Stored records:

▼

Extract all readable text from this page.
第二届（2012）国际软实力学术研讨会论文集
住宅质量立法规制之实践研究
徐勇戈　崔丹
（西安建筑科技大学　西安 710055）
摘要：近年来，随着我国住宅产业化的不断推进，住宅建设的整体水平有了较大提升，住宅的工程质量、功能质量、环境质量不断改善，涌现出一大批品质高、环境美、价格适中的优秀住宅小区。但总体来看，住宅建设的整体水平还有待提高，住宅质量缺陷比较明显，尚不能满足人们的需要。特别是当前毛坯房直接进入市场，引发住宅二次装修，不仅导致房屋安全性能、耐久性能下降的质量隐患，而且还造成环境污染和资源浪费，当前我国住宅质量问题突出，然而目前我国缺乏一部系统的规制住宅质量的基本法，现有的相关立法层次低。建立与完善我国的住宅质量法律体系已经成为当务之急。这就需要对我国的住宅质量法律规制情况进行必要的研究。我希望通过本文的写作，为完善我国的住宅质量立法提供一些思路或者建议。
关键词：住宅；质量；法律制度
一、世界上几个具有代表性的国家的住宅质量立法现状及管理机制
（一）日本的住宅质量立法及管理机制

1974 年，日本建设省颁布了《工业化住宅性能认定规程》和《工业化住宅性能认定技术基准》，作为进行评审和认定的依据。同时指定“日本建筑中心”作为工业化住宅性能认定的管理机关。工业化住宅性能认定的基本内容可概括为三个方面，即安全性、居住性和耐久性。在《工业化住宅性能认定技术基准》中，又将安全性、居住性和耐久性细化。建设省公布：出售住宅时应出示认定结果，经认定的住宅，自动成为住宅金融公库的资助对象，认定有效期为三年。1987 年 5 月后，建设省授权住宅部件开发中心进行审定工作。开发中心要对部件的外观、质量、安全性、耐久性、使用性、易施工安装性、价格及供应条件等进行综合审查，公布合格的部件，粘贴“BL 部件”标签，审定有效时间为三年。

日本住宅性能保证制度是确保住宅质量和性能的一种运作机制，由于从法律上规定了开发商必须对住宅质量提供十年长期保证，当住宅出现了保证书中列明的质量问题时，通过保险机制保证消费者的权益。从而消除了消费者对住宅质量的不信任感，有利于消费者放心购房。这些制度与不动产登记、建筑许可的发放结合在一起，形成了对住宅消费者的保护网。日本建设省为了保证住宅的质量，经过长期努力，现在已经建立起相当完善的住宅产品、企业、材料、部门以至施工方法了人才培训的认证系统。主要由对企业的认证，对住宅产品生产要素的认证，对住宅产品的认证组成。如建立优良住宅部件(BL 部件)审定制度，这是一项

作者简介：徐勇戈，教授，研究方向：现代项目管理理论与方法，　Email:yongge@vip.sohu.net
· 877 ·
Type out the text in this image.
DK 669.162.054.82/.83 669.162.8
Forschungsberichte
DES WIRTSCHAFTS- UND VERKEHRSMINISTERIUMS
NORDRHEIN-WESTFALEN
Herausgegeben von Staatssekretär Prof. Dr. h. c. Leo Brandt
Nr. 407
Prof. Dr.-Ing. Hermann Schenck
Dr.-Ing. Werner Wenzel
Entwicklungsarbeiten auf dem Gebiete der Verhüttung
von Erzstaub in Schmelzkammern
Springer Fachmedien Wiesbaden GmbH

▲

# Work required
Of the lines in the entries above, how many include "Prof"? Only the number should be given.

# Answer to this exercise
2